-------- DATASET --------

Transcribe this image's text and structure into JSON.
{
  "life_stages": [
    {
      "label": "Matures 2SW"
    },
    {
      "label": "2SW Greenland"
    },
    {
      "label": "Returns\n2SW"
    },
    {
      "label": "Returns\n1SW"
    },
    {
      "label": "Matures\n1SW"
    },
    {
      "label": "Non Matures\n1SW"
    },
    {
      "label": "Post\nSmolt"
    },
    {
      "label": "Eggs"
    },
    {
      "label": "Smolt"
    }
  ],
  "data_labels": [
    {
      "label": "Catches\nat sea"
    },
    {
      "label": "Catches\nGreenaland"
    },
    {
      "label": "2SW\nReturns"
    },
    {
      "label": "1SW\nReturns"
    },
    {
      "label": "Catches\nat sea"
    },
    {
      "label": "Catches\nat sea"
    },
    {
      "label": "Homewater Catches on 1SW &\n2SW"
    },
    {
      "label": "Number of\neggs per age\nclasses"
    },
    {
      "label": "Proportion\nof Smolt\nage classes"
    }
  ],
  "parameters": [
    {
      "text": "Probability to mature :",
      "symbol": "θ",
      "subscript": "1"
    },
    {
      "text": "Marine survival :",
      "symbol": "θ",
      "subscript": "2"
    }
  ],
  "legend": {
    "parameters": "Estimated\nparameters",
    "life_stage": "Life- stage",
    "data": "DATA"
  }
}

--------

▶ _INSTRUCTIONS TO FOLLOW_:
Write every entry out again exactly.

▶ _EXERCISE RESPONSE_:
Transcribe this image's text and structure into JSON.
{
  "life_stages": [
    {
      "label": "Matures 2SW"
    },
    {
      "label": "2SW Greenland"
    },
    {
      "label": "Returns\n2SW"
    },
    {
      "label": "Returns\n1SW"
    },
    {
      "label": "Matures\n1SW"
    },
    {
      "label": "Non Matures\n1SW"
    },
    {
      "label": "Post\nSmolt"
    },
    {
      "label": "Eggs"
    },
    {
      "label": "Smolt"
    }
  ],
  "data_labels": [
    {
      "label": "Catches\nat sea"
    },
    {
      "label": "Catches\nGreenaland"
    },
    {
      "label": "2SW\nReturns"
    },
    {
      "label": "1SW\nReturns"
    },
    {
      "label": "Catches\nat sea"
    },
    {
      "label": "Catches\nat sea"
    },
    {
      "label": "Homewater Catches on 1SW &\n2SW"
    },
    {
      "label": "Number of\neggs per age\nclasses"
    },
    {
      "label": "Proportion\nof Smolt\nage classes"
    }
  ],
  "parameters": [
    {
      "text": "Probability to mature :",
      "symbol": "θ",
      "subscript": "1"
    },
    {
      "text": "Marine survival :",
      "symbol": "θ",
      "subscript": "2"
    }
  ],
  "legend": {
    "parameters": "Estimated\nparameters",
    "life_stage": "Life- stage",
    "data": "DATA"
  }
}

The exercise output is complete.